TASK TO COMPLETE:
Could you please find each line in the records that contains the word "Fabiano" and copy it?

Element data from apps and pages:
'''
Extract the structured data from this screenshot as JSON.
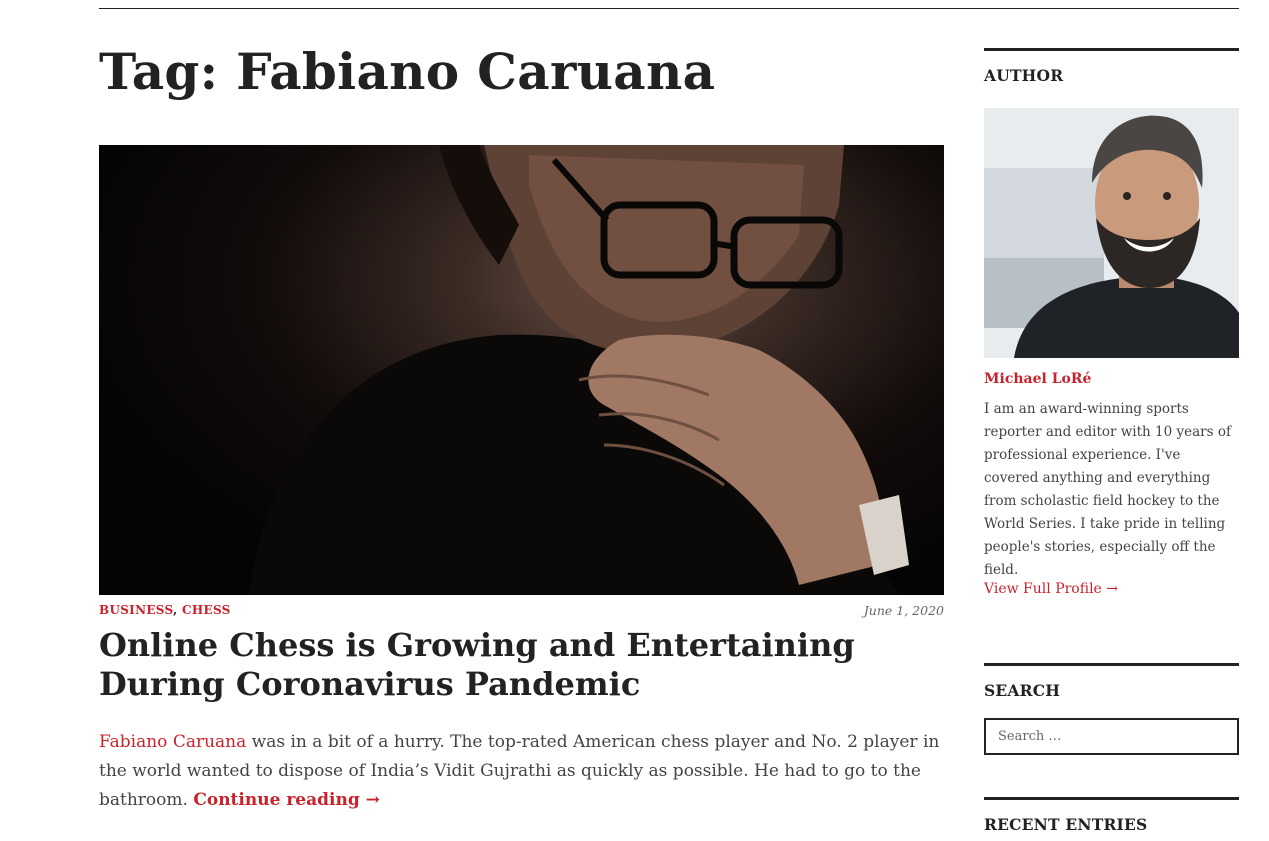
{
  "archive": {
    "title": "Tag: Fabiano Caruana"
  },
  "post": {
    "categories": [
      "Business",
      "Chess"
    ],
    "category_separator": ", ",
    "date": "June 1, 2020",
    "title": "Online Chess is Growing and Entertaining During Coronavirus Pandemic",
    "excerpt_link": "Fabiano Caruana",
    "excerpt_text": " was in a bit of a hurry. The top-rated American chess player and No. 2 player in the world wanted to dispose of India’s Vidit Gujrathi as quickly as possible. He had to go to the bathroom. ",
    "continue_label": "Continue reading →"
  },
  "sidebar": {
    "author": {
      "heading": "Author",
      "name": "Michael LoRé",
      "bio": "I am an award-winning sports reporter and editor with 10 years of professional experience. I've covered anything and everything from scholastic field hockey to the World Series. I take pride in telling people's stories, especially off the field.",
      "profile_link": "View Full Profile →"
    },
    "search": {
      "heading": "Search",
      "placeholder": "Search …"
    },
    "recent": {
      "heading": "Recent Entries"
    }
  },
  "colors": {
    "accent": "#c8232c",
    "text": "#222222",
    "muted": "#444444"
  }
}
'''
EXPECTED OUTPUT:
    "title": "Tag: Fabiano Caruana"
    "excerpt_link": "Fabiano Caruana",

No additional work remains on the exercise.